ポリシラン若しくはその誘導体としては、ケミカル・レビュー(Chem.Rev.)第89巻、1359頁(1989年)、英国特許GB2300196号公開明細書に記載の化合物等が例示される。合成方法もこれらに記載の方法を用いることができるが、特にキッピング法が好適に用いられる。
ポリシロキサン若しくはその誘導体は、シロキサン骨格構造には正孔輸送性がほとんどないので、側鎖又は主鎖に上記低分子正孔輸送材料の構造を有するものが好適に用いられる。特に正孔輸送性の芳香族アミンを側鎖又は主鎖に有するものが例示される。
正孔輸送層の成膜の方法に制限はないが、低分子正孔輸送材料では、高分子バインダーとの混合溶液からの成膜による方法が例示される。また、高分子正孔輸送性材料では、溶液からの成膜による方法が例示される。
溶液からの成膜に用いる溶媒としては、正孔輸送性材料を溶解させるものであれば特に制限はない。該溶媒として、クロロホルム、塩化メチレン、ジクロロエタン等の塩素系溶媒、テトラヒドロフラン等のエーテル系溶媒、トルエン、キシレン等の芳香族炭化水素系溶媒、アセトン、メチルエチルケトン等のケトン系溶媒、酢酸エチル、酢酸ブチル、エチルセルソルブアセテート等のエステル系溶媒が例示される。
溶液からの成膜方法としては、溶液からのスピンコート法、キャスティング法、マイクログラビアコート法、グラビアコート法、バーコート法、ロールコート法、ワイアーバーコート法、ディップコート法、スプレーコート法、スクリーン印刷法、フレキソ印刷法、オフセット印刷法、インクジェットプリント法等の塗布法を用いることができる。

## データ欄:
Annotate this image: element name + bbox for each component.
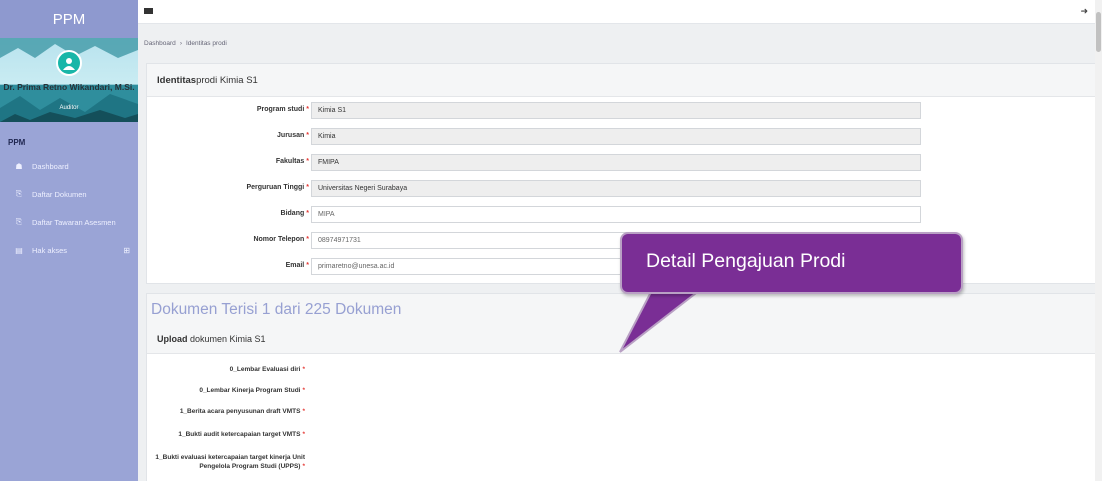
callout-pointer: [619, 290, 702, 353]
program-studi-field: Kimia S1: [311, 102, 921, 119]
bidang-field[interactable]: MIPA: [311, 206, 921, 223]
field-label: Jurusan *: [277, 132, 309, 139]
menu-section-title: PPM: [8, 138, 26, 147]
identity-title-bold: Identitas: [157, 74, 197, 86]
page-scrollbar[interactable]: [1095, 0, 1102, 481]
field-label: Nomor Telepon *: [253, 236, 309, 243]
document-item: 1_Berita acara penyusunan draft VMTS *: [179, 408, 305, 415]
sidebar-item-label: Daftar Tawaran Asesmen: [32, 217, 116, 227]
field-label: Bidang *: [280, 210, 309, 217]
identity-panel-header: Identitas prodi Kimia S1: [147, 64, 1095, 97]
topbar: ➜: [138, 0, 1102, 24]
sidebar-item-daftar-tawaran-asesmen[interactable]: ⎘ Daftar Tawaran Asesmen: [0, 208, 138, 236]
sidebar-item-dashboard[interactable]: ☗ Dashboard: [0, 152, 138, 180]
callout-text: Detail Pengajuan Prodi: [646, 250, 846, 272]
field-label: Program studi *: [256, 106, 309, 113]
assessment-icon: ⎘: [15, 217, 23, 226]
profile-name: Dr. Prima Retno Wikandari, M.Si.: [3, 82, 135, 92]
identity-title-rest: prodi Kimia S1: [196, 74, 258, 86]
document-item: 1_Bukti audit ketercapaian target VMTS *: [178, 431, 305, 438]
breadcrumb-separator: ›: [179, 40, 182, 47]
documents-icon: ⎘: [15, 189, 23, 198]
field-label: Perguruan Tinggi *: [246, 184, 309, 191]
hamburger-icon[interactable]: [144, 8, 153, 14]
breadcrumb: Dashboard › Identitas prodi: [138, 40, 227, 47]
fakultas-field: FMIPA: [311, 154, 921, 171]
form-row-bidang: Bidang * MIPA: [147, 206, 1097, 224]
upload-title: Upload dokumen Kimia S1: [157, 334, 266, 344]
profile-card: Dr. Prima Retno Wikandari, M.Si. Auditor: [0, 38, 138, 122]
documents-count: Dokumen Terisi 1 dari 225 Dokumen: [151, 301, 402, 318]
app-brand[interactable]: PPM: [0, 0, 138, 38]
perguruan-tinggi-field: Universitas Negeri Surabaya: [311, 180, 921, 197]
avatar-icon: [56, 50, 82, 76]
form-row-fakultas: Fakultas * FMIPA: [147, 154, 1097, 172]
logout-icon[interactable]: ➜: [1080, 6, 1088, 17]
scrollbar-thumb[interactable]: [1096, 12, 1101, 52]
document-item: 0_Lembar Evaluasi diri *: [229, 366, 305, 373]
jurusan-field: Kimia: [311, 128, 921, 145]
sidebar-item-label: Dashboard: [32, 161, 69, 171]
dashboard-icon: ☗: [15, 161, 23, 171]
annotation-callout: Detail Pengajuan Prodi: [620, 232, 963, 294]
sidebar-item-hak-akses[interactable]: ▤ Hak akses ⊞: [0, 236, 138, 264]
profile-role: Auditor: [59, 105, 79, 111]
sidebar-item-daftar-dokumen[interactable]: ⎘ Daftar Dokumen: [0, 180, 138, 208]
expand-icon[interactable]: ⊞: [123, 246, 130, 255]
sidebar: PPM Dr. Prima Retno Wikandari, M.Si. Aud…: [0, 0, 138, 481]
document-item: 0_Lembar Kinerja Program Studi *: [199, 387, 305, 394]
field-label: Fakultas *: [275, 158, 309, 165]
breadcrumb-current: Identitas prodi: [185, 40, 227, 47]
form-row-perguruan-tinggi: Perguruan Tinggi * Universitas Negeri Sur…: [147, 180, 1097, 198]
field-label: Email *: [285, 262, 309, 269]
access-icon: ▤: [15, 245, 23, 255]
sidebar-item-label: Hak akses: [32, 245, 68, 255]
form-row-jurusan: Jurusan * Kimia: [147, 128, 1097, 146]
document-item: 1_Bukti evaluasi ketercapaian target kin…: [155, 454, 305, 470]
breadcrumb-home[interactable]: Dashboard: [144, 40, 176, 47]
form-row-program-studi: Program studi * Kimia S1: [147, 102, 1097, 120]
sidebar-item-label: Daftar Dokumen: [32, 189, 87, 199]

## やること:
1 – 正孔輸送材料の文章のうち、「溶液からの成膜に用いる溶媒と」から「塗布法を用いることができる。」までをすべて、一字も変えずに書き出してください。
2 – 正孔輸送材料の文章が終わったところを引き取って、その先を書き継いでください。
記録はここでは使いません。

## 作業ごとの答え:
1 –
溶液からの成膜に用いる溶媒としては、正孔輸送性材料を溶解させるものであれば特に制限はない。該溶媒として、クロロホルム、塩化メチレン、ジクロロエタン等の塩素系溶媒、テトラヒドロフラン等のエーテル系溶媒、トルエン、キシレン等の芳香族炭化水素系溶媒、アセトン、メチルエチルケトン等のケトン系溶媒、酢酸エチル、酢酸ブチル、エチルセルソルブアセテート等のエステル系溶媒が例示される。
溶液からの成膜方法としては、溶液からのスピンコート法、キャスティング法、マイクログラビアコート法、グラビアコート法、バーコート法、ロールコート法、ワイアーバーコート法、ディップコート法、スプレーコート法、スクリーン印刷法、フレキソ印刷法、オフセット印刷法、インクジェットプリント法等の塗布法を用いることができる。

2 –
正孔輸送層の膜厚は、用いる材料によって最適値が異なり、駆動電圧と発光効率が適度な値となるように選択すればよいが、少なくともピンホールが発生しないような厚さが必要であり、あまり厚いと、素子の駆動電圧が高くなり好ましくない。従って、該正孔輸送層の膜厚としては、例えば1nmから1μmであり、好ましくは2nm〜500nmであり、さらに好ましくは5nm〜200nmである。
本発明の高分子LEDが電子輸送層を有する場合、使用される電子輸送性材料としては公知のものが使用でき、オキサジアゾール誘導体、アントラキノジメタン若しくはその誘導体、ベンゾキノン若しくはその誘導体、ナフトキノン若しくはその誘導体、アントラキノン若しくはその誘導体、テトラシアノアンスラキノジメタン若しくはその誘導体、フルオレノン誘導体、ジフェニルジシアノエチレン若しくはその誘導体、ジフェノキノン誘導体、又は8−ヒドロキシキノリン若しくはその誘導体の金属錯体、ポリキノリン若しくはその誘導体、ポリキノキサリン若しくはその誘導体、ポリフルオレン若しくはその誘導体等が例示される。
具体的には、特開昭63−70257号公報、同63−175860号公報、特開平2−135359号公報、同2−135361号公報、同2−209988号公報、同3−37992号公報、同3−152184号公報に記載されているもの等が例示される。
これらのうち、オキサジアゾール誘導体、ベンゾキノン若しくはその誘導体、アントラキノン若しくはその誘導体、又は8−ヒドロキシキノリン若しくはその誘導体の金属錯体、ポリキノリン若しくはその誘導体、ポリキノキサリン若しくはその誘導体、ポリフルオレン若しくはその誘導体が好ましく、2−(4−ビフェニリル)−5−(4−t−ブチルフェニル)−1,3,4−オキサジアゾール、ベンゾキノン、アントラキノン、トリス(8−キノリノール)アルミニウム、ポリキノリンがさらに好ましい。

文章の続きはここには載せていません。